* _Aim of the exercise_: Copy each line of the material below that includes the string "hours".

··· Records for this task

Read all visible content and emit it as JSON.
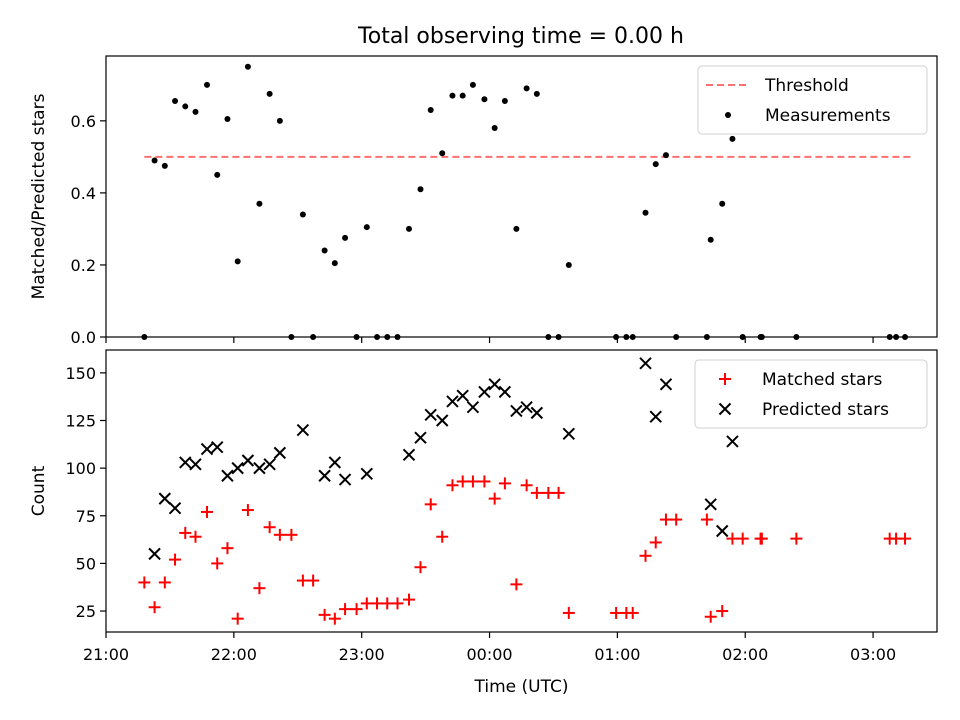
{
  "figure": {
    "title": "Total observing time = 0.00 h"
  },
  "chart_data": [
    {
      "type": "scatter",
      "title": "Total observing time = 0.00 h",
      "xlabel": "",
      "ylabel": "Matched/Predicted stars",
      "x_unit": "hours since 21:00 UTC on the shared time axis",
      "xlim": [
        0,
        6.5
      ],
      "ylim": [
        0,
        0.78
      ],
      "yticks": [
        0.0,
        0.2,
        0.4,
        0.6
      ],
      "ytick_labels": [
        "0.0",
        "0.2",
        "0.4",
        "0.6"
      ],
      "legend": {
        "placement": "top-right",
        "entries": [
          "Threshold",
          "Measurements"
        ]
      },
      "threshold": {
        "name": "Threshold",
        "value": 0.5,
        "x_range": [
          0.3,
          6.3
        ],
        "color": "#ff7070",
        "style": "dashed"
      },
      "series": [
        {
          "name": "Measurements",
          "color": "#000000",
          "marker": "dot",
          "points": [
            [
              0.3,
              0.0
            ],
            [
              0.38,
              0.49
            ],
            [
              0.46,
              0.475
            ],
            [
              0.54,
              0.655
            ],
            [
              0.62,
              0.64
            ],
            [
              0.7,
              0.625
            ],
            [
              0.79,
              0.7
            ],
            [
              0.87,
              0.45
            ],
            [
              0.95,
              0.605
            ],
            [
              1.03,
              0.21
            ],
            [
              1.11,
              0.75
            ],
            [
              1.2,
              0.37
            ],
            [
              1.28,
              0.675
            ],
            [
              1.36,
              0.6
            ],
            [
              1.45,
              0.0
            ],
            [
              1.54,
              0.34
            ],
            [
              1.62,
              0.0
            ],
            [
              1.71,
              0.24
            ],
            [
              1.79,
              0.205
            ],
            [
              1.87,
              0.275
            ],
            [
              1.96,
              0.0
            ],
            [
              2.04,
              0.305
            ],
            [
              2.12,
              0.0
            ],
            [
              2.2,
              0.0
            ],
            [
              2.28,
              0.0
            ],
            [
              2.37,
              0.3
            ],
            [
              2.46,
              0.41
            ],
            [
              2.54,
              0.63
            ],
            [
              2.63,
              0.51
            ],
            [
              2.71,
              0.67
            ],
            [
              2.79,
              0.67
            ],
            [
              2.87,
              0.7
            ],
            [
              2.96,
              0.66
            ],
            [
              3.04,
              0.58
            ],
            [
              3.12,
              0.655
            ],
            [
              3.21,
              0.3
            ],
            [
              3.29,
              0.69
            ],
            [
              3.37,
              0.675
            ],
            [
              3.46,
              0.0
            ],
            [
              3.54,
              0.0
            ],
            [
              3.62,
              0.2
            ],
            [
              3.99,
              0.0
            ],
            [
              4.07,
              0.0
            ],
            [
              4.12,
              0.0
            ],
            [
              4.22,
              0.345
            ],
            [
              4.3,
              0.48
            ],
            [
              4.38,
              0.505
            ],
            [
              4.46,
              0.0
            ],
            [
              4.7,
              0.0
            ],
            [
              4.73,
              0.27
            ],
            [
              4.82,
              0.37
            ],
            [
              4.9,
              0.55
            ],
            [
              4.98,
              0.0
            ],
            [
              5.12,
              0.0
            ],
            [
              5.13,
              0.0
            ],
            [
              5.4,
              0.0
            ],
            [
              6.13,
              0.0
            ],
            [
              6.18,
              0.0
            ],
            [
              6.25,
              0.0
            ]
          ]
        }
      ]
    },
    {
      "type": "scatter",
      "title": "",
      "xlabel": "Time (UTC)",
      "ylabel": "Count",
      "x_unit": "hours since 21:00 UTC",
      "xlim": [
        0,
        6.5
      ],
      "ylim": [
        14,
        162
      ],
      "xticks": [
        0,
        1,
        2,
        3,
        4,
        5,
        6
      ],
      "xtick_labels": [
        "21:00",
        "22:00",
        "23:00",
        "00:00",
        "01:00",
        "02:00",
        "03:00"
      ],
      "yticks": [
        25,
        50,
        75,
        100,
        125,
        150
      ],
      "ytick_labels": [
        "25",
        "50",
        "75",
        "100",
        "125",
        "150"
      ],
      "legend": {
        "placement": "top-right",
        "entries": [
          "Matched stars",
          "Predicted stars"
        ]
      },
      "series": [
        {
          "name": "Matched stars",
          "color": "#ff0000",
          "marker": "plus",
          "points": [
            [
              0.3,
              40
            ],
            [
              0.38,
              27
            ],
            [
              0.46,
              40
            ],
            [
              0.54,
              52
            ],
            [
              0.62,
              66
            ],
            [
              0.7,
              64
            ],
            [
              0.79,
              77
            ],
            [
              0.87,
              50
            ],
            [
              0.95,
              58
            ],
            [
              1.03,
              21
            ],
            [
              1.11,
              78
            ],
            [
              1.2,
              37
            ],
            [
              1.28,
              69
            ],
            [
              1.36,
              65
            ],
            [
              1.45,
              65
            ],
            [
              1.54,
              41
            ],
            [
              1.62,
              41
            ],
            [
              1.71,
              23
            ],
            [
              1.79,
              21
            ],
            [
              1.87,
              26
            ],
            [
              1.96,
              26
            ],
            [
              2.04,
              29
            ],
            [
              2.12,
              29
            ],
            [
              2.2,
              29
            ],
            [
              2.28,
              29
            ],
            [
              2.37,
              31
            ],
            [
              2.46,
              48
            ],
            [
              2.54,
              81
            ],
            [
              2.63,
              64
            ],
            [
              2.71,
              91
            ],
            [
              2.79,
              93
            ],
            [
              2.87,
              93
            ],
            [
              2.96,
              93
            ],
            [
              3.04,
              84
            ],
            [
              3.12,
              92
            ],
            [
              3.21,
              39
            ],
            [
              3.29,
              91
            ],
            [
              3.37,
              87
            ],
            [
              3.46,
              87
            ],
            [
              3.54,
              87
            ],
            [
              3.62,
              24
            ],
            [
              3.99,
              24
            ],
            [
              4.07,
              24
            ],
            [
              4.12,
              24
            ],
            [
              4.22,
              54
            ],
            [
              4.3,
              61
            ],
            [
              4.38,
              73
            ],
            [
              4.46,
              73
            ],
            [
              4.7,
              73
            ],
            [
              4.73,
              22
            ],
            [
              4.82,
              25
            ],
            [
              4.9,
              63
            ],
            [
              4.98,
              63
            ],
            [
              5.12,
              63
            ],
            [
              5.13,
              63
            ],
            [
              5.4,
              63
            ],
            [
              6.13,
              63
            ],
            [
              6.18,
              63
            ],
            [
              6.25,
              63
            ]
          ]
        },
        {
          "name": "Predicted stars",
          "color": "#000000",
          "marker": "x",
          "points": [
            [
              0.38,
              55
            ],
            [
              0.46,
              84
            ],
            [
              0.54,
              79
            ],
            [
              0.62,
              103
            ],
            [
              0.7,
              102
            ],
            [
              0.79,
              110
            ],
            [
              0.87,
              111
            ],
            [
              0.95,
              96
            ],
            [
              1.03,
              100
            ],
            [
              1.11,
              104
            ],
            [
              1.2,
              100
            ],
            [
              1.28,
              102
            ],
            [
              1.36,
              108
            ],
            [
              1.54,
              120
            ],
            [
              1.71,
              96
            ],
            [
              1.79,
              103
            ],
            [
              1.87,
              94
            ],
            [
              2.04,
              97
            ],
            [
              2.37,
              107
            ],
            [
              2.46,
              116
            ],
            [
              2.54,
              128
            ],
            [
              2.63,
              125
            ],
            [
              2.71,
              135
            ],
            [
              2.79,
              138
            ],
            [
              2.87,
              132
            ],
            [
              2.96,
              140
            ],
            [
              3.04,
              144
            ],
            [
              3.12,
              140
            ],
            [
              3.21,
              130
            ],
            [
              3.29,
              132
            ],
            [
              3.37,
              129
            ],
            [
              3.62,
              118
            ],
            [
              4.22,
              155
            ],
            [
              4.3,
              127
            ],
            [
              4.38,
              144
            ],
            [
              4.73,
              81
            ],
            [
              4.82,
              67
            ],
            [
              4.9,
              114
            ]
          ]
        }
      ]
    }
  ]
}
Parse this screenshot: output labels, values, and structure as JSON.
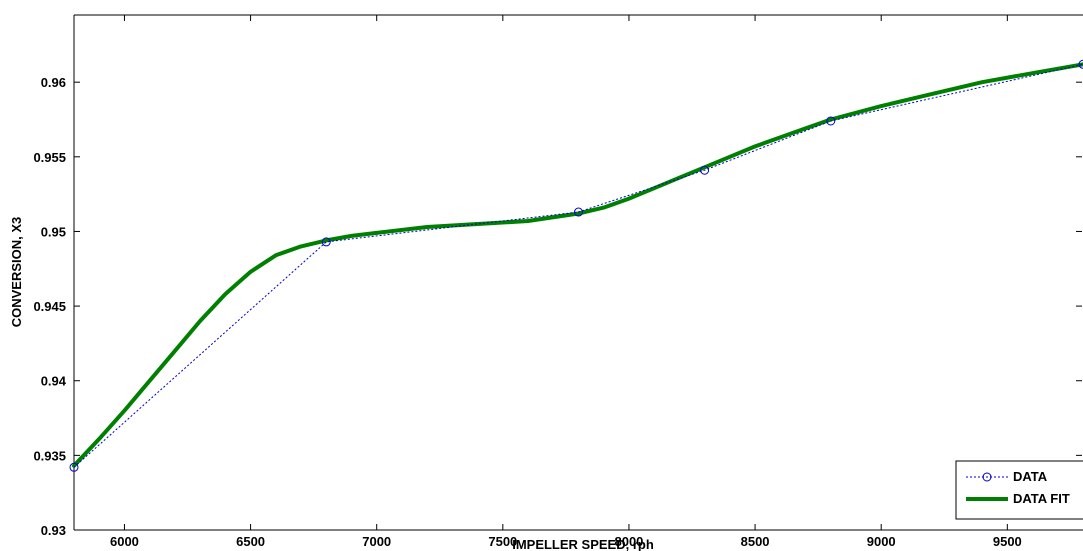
{
  "chart_data": {
    "type": "line",
    "xlabel": "IMPELLER SPEED, rph",
    "ylabel": "CONVERSION, X3",
    "xlim": [
      5800,
      9800
    ],
    "ylim": [
      0.93,
      0.9645
    ],
    "xticks": [
      "6000",
      "6500",
      "7000",
      "7500",
      "8000",
      "8500",
      "9000",
      "9500"
    ],
    "yticks": [
      "0.93",
      "0.935",
      "0.94",
      "0.945",
      "0.95",
      "0.955",
      "0.96"
    ],
    "grid": false,
    "legend_position": "bottom-right",
    "series": [
      {
        "name": "DATA",
        "style": "dotted-circles",
        "color": "#0000cc",
        "x": [
          5800,
          6800,
          7800,
          8300,
          8800,
          9800
        ],
        "y": [
          0.9342,
          0.9493,
          0.9513,
          0.9541,
          0.9574,
          0.9612
        ]
      },
      {
        "name": "DATA FIT",
        "style": "thick-solid",
        "color": "#008000",
        "x": [
          5800,
          5900,
          6000,
          6100,
          6200,
          6300,
          6400,
          6500,
          6600,
          6700,
          6800,
          6900,
          7000,
          7200,
          7400,
          7600,
          7800,
          7900,
          8000,
          8100,
          8200,
          8300,
          8400,
          8500,
          8600,
          8700,
          8800,
          9000,
          9200,
          9400,
          9600,
          9800
        ],
        "y": [
          0.9343,
          0.9361,
          0.938,
          0.94,
          0.942,
          0.944,
          0.9458,
          0.9473,
          0.9484,
          0.949,
          0.9494,
          0.9497,
          0.9499,
          0.9503,
          0.9505,
          0.9507,
          0.9512,
          0.9516,
          0.9522,
          0.9529,
          0.9536,
          0.9543,
          0.955,
          0.9557,
          0.9563,
          0.9569,
          0.9575,
          0.9584,
          0.9592,
          0.96,
          0.9606,
          0.9612
        ]
      }
    ]
  }
}
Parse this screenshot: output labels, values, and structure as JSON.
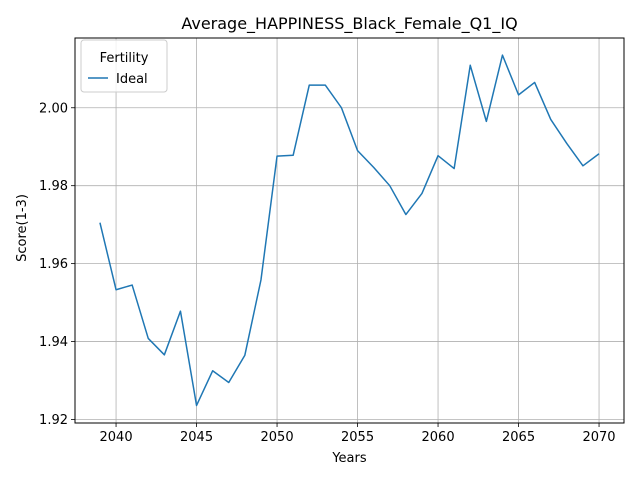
{
  "chart_data": {
    "type": "line",
    "title": "Average_HAPPINESS_Black_Female_Q1_IQ",
    "xlabel": "Years",
    "ylabel": "Score(1-3)",
    "xlim": [
      2037.45,
      2071.55
    ],
    "ylim": [
      1.9191,
      2.0179
    ],
    "xticks": [
      2040,
      2045,
      2050,
      2055,
      2060,
      2065,
      2070
    ],
    "xtick_labels": [
      "2040",
      "2045",
      "2050",
      "2055",
      "2060",
      "2065",
      "2070"
    ],
    "yticks": [
      1.92,
      1.94,
      1.96,
      1.98,
      2.0
    ],
    "ytick_labels": [
      "1.92",
      "1.94",
      "1.96",
      "1.98",
      "2.00"
    ],
    "grid": true,
    "legend": {
      "title": "Fertility",
      "position": "top-left"
    },
    "series": [
      {
        "name": "Ideal",
        "color": "#1f77b4",
        "x": [
          2039,
          2040,
          2041,
          2042,
          2043,
          2044,
          2045,
          2046,
          2047,
          2048,
          2049,
          2050,
          2051,
          2052,
          2053,
          2054,
          2055,
          2056,
          2057,
          2058,
          2059,
          2060,
          2061,
          2062,
          2063,
          2064,
          2065,
          2066,
          2067,
          2068,
          2069,
          2070
        ],
        "y": [
          1.9705,
          1.9533,
          1.9545,
          1.9408,
          1.9366,
          1.9478,
          1.9236,
          1.9325,
          1.9295,
          1.9365,
          1.9558,
          1.9876,
          1.9878,
          2.0058,
          2.0058,
          2.0,
          1.989,
          1.9847,
          1.98,
          1.9726,
          1.978,
          1.9877,
          1.9844,
          2.0109,
          1.9965,
          2.0135,
          2.0033,
          2.0065,
          1.997,
          1.9908,
          1.9851,
          1.9882
        ]
      }
    ]
  }
}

······

* _Exercise answer_:
      "x_unit": "hours since 21:00 UTC on the shared time axis",
      "x_unit": "hours since 21:00 UTC",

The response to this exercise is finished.